WRITTEN PROBLEM: Please repeat all of the lines that follow, exactly as written.
——————
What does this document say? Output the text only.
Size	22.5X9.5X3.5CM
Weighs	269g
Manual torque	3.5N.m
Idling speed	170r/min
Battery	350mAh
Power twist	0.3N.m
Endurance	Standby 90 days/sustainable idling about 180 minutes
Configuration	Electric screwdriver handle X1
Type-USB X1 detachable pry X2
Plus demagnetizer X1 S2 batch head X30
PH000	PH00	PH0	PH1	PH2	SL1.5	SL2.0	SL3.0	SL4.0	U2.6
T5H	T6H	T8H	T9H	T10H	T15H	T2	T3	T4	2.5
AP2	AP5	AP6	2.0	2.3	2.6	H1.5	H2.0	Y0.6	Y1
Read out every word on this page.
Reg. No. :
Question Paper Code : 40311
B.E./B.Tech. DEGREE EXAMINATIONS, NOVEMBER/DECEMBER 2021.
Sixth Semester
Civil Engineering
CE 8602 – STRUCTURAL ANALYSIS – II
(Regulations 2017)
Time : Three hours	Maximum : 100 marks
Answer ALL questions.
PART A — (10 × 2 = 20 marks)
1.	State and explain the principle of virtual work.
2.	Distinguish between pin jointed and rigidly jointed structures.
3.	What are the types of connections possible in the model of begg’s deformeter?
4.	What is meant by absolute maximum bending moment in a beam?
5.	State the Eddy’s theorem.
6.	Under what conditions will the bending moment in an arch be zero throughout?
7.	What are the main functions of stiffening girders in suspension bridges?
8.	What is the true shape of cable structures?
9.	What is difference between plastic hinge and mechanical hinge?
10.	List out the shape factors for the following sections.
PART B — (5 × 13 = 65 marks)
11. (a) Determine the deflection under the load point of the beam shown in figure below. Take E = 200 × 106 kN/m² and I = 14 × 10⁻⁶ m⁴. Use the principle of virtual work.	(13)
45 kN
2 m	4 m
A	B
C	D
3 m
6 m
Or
——————
SOLUTION TO THE PROBLEM:
What does this document say? Output the text only.
Size	22.5X9.5X3.5CM
Weighs	269g
Manual torque	3.5N.m
Idling speed	170r/min
Battery	350mAh
Power twist	0.3N.m
Endurance	Standby 90 days/sustainable idling about 180 minutes
Configuration	Electric screwdriver handle X1
Type-USB X1 detachable pry X2
Plus demagnetizer X1 S2 batch head X30
PH000	PH00	PH0	PH1	PH2	SL1.5	SL2.0	SL3.0	SL4.0	U2.6
T5H	T6H	T8H	T9H	T10H	T15H	T2	T3	T4	2.5
AP2	AP5	AP6	2.0	2.3	2.6	H1.5	H2.0	Y0.6	Y1
Read out every word on this page.
Reg. No. :
Question Paper Code : 40311
B.E./B.Tech. DEGREE EXAMINATIONS, NOVEMBER/DECEMBER 2021.
Sixth Semester
Civil Engineering
CE 8602 – STRUCTURAL ANALYSIS – II
(Regulations 2017)
Time : Three hours	Maximum : 100 marks
Answer ALL questions.
PART A — (10 × 2 = 20 marks)
1.	State and explain the principle of virtual work.
2.	Distinguish between pin jointed and rigidly jointed structures.
3.	What are the types of connections possible in the model of begg’s deformeter?
4.	What is meant by absolute maximum bending moment in a beam?
5.	State the Eddy’s theorem.
6.	Under what conditions will the bending moment in an arch be zero throughout?
7.	What are the main functions of stiffening girders in suspension bridges?
8.	What is the true shape of cable structures?
9.	What is difference between plastic hinge and mechanical hinge?
10.	List out the shape factors for the following sections.
PART B — (5 × 13 = 65 marks)
11. (a) Determine the deflection under the load point of the beam shown in figure below. Take E = 200 × 106 kN/m² and I = 14 × 10⁻⁶ m⁴. Use the principle of virtual work.	(13)
45 kN
2 m	4 m
A	B
C	D
3 m
6 m
Or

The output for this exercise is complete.